[Opening Text shown section]

According to current interpretations of the Biological Species Concept, hybridization that is restricted in space and/or time does not preclude two populations from being considered separate species. In the case of H. sapiens and Neanderthals, hybridization appears to have been limited to a narrow range of time in the Middle East. Where the two populations occurred over a larger area over a longer time in Europe they don’t seem to have interbred very much if at all. They never hybridized wholesale to form an entirely mixed population. For these reasons the two may be considered different species even though they did interbreed.
Some minor corrections. The 700k year figure is a maximum. More likely it was something like 500k years ago. The “high forehead” trait is for us, not Neanderthals-- they had rather low foreheads compared to us. There are lots of other morphological differences, but more importantly is that it appeared Neanderthals reached sexual maturity a bit sooner than Modern Humans do.
My mistakes especially on the forehead thing. I just know that Neanderthals had funny looking foreheads compared to modern people. I will have to learn the difference between the high and low terms for that. I think most people have an idea of what Neanderthals looked like however in general terms.
This is complete conjecture on my part but the Out of Africa hypothesis always seemed completely unsatisfactory in many ways to me at least (it is the older theory that says that all modern humans came from bands that migrated out of Africa just tens of thousands of years ago and never interbred with any other human species in the new territory; they just displaced them completely or killed them off).
The biggest concerns I had were how Caucasians and Asians could physically evolve morphological traits that were so different from their African ancestors in just a few tens of thousands of years. Those include hair, eye and skin color as well as differences in body shapes. Compare a stereotypical Swede to members of any African tribe to see the greatest range of those types of differences. That is just the blink of an eye in evolutionary terms and it doesn’t sound like enough time for them to evolve through genetic mutations alone because there weren’t enough generations to do it or at least that is my educated layman’s opinion.

[Closing Text shown section]

Reproduce the Neanderthal discussion above word for word, in full.

[Opening Information provided section]

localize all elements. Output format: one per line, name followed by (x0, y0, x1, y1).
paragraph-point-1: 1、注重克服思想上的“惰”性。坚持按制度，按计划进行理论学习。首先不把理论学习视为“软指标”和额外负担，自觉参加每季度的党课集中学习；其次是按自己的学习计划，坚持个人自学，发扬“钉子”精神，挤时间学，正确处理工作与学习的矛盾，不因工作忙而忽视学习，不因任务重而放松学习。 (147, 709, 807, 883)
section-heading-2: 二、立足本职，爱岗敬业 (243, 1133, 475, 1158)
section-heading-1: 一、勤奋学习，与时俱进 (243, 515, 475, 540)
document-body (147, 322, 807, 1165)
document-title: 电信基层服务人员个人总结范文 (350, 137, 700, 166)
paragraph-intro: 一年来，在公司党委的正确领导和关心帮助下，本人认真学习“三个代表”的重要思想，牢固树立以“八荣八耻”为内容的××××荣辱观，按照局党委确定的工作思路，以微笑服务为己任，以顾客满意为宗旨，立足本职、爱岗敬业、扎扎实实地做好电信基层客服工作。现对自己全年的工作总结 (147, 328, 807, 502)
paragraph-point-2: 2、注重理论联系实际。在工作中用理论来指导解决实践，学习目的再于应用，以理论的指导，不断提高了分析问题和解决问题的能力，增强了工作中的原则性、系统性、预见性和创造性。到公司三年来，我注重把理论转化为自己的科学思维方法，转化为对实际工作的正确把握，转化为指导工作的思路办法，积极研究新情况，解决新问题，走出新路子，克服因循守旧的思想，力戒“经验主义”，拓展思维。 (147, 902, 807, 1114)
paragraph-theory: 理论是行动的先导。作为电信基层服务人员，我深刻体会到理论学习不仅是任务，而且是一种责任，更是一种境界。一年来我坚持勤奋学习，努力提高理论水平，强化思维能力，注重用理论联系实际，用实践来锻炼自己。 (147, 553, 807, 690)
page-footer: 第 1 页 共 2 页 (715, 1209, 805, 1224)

[Closing Information provided section]

Exercise result:
According to current interpretations of the Biological Species Concept, hybridization that is restricted in space and/or time does not preclude two populations from being considered separate species. In the case of H. sapiens and Neanderthals, hybridization appears to have been limited to a narrow range of time in the Middle East. Where the two populations occurred over a larger area over a longer time in Europe they don’t seem to have interbred very much if at all. They never hybridized wholesale to form an entirely mixed population. For these reasons the two may be considered different species even though they did interbreed.
Some minor corrections. The 700k year figure is a maximum. More likely it was something like 500k years ago. The “high forehead” trait is for us, not Neanderthals-- they had rather low foreheads compared to us. There are lots of other morphological differences, but more importantly is that it appeared Neanderthals reached sexual maturity a bit sooner than Modern Humans do.
My mistakes especially on the forehead thing. I just know that Neanderthals had funny looking foreheads compared to modern people. I will have to learn the difference between the high and low terms for that. I think most people have an idea of what Neanderthals looked like however in general terms.
This is complete conjecture on my part but the Out of Africa hypothesis always seemed completely unsatisfactory in many ways to me at least (it is the older theory that says that all modern humans came from bands that migrated out of Africa just tens of thousands of years ago and never interbred with any other human species in the new territory; they just displaced them completely or killed them off).
The biggest concerns I had were how Caucasians and Asians could physically evolve morphological traits that were so different from their African ancestors in just a few tens of thousands of years. Those include hair, eye and skin color as well as differences in body shapes. Compare a stereotypical Swede to members of any African tribe to see the greatest range of those types of differences. That is just the blink of an eye in evolutionary terms and it doesn’t sound like enough time for them to evolve through genetic mutations alone because there weren’t enough generations to do it or at least that is my educated layman’s opinion.